• [What is required] Reproduce verbatim the items below, from the first line through the line containing "503, 488, 522]", inclusive.

• [Exercise material]
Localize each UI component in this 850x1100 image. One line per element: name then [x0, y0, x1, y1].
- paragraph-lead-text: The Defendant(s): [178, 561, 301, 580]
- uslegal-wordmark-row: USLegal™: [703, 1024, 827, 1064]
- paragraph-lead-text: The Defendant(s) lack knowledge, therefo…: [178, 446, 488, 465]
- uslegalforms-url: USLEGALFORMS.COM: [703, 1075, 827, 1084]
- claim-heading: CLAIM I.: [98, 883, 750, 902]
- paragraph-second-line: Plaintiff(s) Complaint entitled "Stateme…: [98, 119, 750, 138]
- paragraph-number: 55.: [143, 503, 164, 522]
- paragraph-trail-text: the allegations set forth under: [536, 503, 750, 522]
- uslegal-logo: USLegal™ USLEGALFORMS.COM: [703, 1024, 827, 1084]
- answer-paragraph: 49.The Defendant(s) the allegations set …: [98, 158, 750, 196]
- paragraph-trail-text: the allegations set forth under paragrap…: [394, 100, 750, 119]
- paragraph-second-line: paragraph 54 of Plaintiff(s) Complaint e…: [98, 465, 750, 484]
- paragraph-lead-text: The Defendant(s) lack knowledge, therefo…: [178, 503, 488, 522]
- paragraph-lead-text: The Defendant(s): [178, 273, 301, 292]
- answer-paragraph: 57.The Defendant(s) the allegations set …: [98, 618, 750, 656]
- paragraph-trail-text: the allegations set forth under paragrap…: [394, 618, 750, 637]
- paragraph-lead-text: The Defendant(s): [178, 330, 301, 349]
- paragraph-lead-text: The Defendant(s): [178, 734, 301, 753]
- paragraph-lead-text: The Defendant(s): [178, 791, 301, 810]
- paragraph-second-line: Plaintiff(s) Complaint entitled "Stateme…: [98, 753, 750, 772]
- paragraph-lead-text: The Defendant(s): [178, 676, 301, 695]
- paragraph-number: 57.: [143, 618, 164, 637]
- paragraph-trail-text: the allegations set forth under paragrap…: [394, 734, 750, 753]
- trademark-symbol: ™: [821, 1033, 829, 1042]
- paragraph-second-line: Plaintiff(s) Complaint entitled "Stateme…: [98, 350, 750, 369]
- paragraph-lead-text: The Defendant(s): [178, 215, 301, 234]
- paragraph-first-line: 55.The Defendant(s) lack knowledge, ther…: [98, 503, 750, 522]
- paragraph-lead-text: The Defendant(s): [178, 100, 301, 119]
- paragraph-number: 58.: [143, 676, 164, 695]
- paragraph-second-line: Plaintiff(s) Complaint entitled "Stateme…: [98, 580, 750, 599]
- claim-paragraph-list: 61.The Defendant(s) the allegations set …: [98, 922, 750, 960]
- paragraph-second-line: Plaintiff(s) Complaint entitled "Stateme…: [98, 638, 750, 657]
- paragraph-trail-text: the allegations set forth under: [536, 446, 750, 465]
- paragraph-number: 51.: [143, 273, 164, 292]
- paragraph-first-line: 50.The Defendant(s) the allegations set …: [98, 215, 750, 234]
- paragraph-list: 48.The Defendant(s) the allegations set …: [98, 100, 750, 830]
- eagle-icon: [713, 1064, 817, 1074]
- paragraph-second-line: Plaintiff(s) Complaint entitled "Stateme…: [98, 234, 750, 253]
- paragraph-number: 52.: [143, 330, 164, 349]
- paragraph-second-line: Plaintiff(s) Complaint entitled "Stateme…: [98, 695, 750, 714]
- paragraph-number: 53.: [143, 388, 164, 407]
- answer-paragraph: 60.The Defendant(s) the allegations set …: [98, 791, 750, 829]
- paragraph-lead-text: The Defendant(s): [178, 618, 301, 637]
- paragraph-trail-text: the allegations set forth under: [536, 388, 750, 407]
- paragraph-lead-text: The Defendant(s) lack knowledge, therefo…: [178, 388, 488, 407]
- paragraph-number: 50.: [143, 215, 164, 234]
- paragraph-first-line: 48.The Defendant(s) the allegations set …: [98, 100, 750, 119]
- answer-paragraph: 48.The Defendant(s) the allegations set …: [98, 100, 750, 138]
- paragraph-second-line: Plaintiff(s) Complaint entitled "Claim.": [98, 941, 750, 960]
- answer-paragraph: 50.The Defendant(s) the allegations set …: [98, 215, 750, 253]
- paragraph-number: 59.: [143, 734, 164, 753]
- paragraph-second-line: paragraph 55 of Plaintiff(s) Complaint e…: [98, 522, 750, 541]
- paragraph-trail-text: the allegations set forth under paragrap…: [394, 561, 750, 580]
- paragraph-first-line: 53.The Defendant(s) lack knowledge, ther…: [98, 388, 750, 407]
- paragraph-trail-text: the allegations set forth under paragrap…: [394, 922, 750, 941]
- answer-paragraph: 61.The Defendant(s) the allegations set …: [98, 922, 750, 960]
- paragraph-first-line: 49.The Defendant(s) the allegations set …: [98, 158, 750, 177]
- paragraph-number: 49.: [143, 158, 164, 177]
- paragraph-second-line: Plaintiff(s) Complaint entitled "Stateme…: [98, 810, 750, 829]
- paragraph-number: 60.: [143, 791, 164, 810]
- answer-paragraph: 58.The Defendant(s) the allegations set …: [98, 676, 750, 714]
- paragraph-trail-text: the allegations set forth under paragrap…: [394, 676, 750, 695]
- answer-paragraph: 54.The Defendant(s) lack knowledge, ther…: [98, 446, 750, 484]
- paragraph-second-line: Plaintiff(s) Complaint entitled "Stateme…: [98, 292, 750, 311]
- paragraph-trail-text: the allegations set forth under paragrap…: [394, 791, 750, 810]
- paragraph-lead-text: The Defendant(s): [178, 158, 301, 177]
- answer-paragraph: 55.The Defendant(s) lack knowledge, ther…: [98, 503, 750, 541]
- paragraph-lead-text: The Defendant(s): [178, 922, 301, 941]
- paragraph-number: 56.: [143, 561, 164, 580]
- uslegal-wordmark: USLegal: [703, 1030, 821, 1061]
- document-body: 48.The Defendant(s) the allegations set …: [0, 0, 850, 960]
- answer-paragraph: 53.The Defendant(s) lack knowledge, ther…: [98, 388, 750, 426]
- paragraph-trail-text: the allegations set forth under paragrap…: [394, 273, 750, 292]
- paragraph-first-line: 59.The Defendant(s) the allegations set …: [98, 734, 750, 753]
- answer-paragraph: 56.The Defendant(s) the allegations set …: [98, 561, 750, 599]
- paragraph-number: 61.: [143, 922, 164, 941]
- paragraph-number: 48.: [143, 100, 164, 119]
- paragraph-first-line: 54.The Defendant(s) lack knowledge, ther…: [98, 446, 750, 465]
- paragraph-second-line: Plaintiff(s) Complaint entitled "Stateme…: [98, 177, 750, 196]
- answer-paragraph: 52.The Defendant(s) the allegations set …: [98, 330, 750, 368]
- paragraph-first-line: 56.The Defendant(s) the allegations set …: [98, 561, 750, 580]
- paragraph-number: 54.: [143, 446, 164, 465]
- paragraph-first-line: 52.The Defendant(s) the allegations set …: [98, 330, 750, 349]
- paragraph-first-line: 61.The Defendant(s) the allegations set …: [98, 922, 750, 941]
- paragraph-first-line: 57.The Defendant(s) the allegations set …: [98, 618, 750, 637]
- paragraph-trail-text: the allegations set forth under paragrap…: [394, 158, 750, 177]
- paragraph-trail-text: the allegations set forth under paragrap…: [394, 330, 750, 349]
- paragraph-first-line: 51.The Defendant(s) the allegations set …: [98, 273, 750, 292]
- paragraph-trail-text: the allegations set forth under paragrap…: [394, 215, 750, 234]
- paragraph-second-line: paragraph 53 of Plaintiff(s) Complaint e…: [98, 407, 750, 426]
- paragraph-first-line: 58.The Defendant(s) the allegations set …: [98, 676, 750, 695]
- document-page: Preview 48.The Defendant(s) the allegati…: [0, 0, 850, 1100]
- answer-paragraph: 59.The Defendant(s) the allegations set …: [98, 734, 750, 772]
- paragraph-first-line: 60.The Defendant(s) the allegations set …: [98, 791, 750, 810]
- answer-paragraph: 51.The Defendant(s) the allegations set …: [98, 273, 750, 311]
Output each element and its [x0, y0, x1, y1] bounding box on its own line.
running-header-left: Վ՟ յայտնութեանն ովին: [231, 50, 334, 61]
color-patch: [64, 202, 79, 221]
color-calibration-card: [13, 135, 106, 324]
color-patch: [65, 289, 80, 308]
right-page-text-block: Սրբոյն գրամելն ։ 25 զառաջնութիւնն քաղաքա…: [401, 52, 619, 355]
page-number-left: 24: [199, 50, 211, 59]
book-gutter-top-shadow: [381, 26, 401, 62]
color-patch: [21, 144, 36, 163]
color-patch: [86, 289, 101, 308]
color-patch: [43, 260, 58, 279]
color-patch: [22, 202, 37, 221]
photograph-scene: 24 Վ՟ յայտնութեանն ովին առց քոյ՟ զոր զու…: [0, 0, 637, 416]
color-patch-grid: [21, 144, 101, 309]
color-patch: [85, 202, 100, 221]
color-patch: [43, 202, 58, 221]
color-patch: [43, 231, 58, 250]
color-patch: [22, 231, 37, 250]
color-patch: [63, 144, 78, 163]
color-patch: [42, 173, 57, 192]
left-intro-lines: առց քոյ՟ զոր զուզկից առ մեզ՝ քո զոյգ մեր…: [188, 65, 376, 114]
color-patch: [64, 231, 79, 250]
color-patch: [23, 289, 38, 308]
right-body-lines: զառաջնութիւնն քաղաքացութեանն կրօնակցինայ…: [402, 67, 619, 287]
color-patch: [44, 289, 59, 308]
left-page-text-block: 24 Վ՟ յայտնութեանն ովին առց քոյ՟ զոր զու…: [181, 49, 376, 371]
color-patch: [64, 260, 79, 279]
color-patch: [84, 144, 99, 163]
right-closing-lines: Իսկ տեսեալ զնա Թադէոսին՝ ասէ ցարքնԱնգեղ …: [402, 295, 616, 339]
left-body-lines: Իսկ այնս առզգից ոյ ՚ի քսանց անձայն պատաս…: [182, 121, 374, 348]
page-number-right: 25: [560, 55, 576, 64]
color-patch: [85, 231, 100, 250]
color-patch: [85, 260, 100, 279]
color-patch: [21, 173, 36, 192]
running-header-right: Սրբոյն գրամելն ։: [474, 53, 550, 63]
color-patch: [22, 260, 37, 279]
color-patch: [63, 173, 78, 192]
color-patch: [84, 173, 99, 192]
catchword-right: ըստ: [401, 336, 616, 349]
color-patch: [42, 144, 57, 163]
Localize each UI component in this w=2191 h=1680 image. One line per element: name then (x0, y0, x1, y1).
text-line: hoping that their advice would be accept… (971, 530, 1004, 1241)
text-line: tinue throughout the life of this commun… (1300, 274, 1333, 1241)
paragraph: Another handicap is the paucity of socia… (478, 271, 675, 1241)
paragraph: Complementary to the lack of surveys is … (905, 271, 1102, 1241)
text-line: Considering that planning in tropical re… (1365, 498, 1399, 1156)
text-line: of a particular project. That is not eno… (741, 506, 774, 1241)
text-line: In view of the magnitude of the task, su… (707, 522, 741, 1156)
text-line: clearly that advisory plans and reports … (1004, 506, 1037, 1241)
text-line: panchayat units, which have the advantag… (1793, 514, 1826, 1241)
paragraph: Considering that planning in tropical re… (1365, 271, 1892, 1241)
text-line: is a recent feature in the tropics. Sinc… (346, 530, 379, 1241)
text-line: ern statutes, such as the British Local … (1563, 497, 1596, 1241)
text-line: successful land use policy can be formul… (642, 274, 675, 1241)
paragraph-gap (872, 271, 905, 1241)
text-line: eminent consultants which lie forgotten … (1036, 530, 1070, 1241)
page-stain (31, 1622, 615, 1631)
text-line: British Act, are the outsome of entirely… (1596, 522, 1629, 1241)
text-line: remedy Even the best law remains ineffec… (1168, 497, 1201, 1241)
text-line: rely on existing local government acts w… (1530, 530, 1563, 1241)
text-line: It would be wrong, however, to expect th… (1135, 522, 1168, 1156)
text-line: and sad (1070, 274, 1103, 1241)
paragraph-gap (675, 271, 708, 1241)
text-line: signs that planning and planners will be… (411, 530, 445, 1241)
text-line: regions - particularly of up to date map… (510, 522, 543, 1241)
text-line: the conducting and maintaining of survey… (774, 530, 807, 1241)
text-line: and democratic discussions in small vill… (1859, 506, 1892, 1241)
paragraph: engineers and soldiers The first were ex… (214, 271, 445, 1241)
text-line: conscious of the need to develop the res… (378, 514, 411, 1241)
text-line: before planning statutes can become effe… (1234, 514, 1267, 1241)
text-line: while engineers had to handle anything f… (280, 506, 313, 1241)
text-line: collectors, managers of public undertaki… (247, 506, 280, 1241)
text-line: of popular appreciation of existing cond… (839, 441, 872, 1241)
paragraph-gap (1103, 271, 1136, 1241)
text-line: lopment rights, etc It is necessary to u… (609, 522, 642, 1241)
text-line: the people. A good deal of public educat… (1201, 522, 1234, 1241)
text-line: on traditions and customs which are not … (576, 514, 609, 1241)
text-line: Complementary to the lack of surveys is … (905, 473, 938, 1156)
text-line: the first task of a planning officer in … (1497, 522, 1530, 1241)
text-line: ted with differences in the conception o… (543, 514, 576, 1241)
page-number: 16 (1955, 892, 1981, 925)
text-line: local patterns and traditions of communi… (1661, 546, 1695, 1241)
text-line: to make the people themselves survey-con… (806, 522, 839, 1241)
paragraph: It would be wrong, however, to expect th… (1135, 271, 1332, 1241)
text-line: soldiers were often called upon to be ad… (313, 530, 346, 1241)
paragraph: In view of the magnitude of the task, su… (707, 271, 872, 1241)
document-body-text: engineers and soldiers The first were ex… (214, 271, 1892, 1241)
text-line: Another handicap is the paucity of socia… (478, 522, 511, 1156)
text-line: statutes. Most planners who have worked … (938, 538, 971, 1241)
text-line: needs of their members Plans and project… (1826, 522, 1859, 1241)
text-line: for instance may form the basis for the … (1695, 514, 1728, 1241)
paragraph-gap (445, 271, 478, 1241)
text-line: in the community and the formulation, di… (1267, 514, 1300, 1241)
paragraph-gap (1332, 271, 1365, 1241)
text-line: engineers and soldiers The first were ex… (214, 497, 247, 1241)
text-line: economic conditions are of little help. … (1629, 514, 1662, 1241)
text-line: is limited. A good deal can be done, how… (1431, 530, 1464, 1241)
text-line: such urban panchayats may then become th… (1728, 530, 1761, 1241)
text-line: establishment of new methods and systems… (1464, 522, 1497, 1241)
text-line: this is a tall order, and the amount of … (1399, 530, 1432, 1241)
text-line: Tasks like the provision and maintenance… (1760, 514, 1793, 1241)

• [Response to the exercise]
Localize each UI component in this 850x1100 image. One line per element: name then [x0, y0, x1, y1].
- paragraph-lead-text: The Defendant(s): [178, 561, 301, 580]
- uslegal-wordmark-row: USLegal™: [703, 1024, 827, 1064]
- paragraph-lead-text: The Defendant(s) lack knowledge, therefo…: [178, 446, 488, 465]
- uslegalforms-url: USLEGALFORMS.COM: [703, 1075, 827, 1084]
- claim-heading: CLAIM I.: [98, 883, 750, 902]
- paragraph-second-line: Plaintiff(s) Complaint entitled "Stateme…: [98, 119, 750, 138]
- paragraph-number: 55.: [143, 503, 164, 522]
- paragraph-trail-text: the allegations set forth under: [536, 503, 750, 522]
- uslegal-logo: USLegal™ USLEGALFORMS.COM: [703, 1024, 827, 1084]
- answer-paragraph: 49.The Defendant(s) the allegations set …: [98, 158, 750, 196]
- paragraph-trail-text: the allegations set forth under paragrap…: [394, 100, 750, 119]
- paragraph-second-line: paragraph 54 of Plaintiff(s) Complaint e…: [98, 465, 750, 484]
- paragraph-lead-text: The Defendant(s) lack knowledge, therefo…: [178, 503, 488, 522]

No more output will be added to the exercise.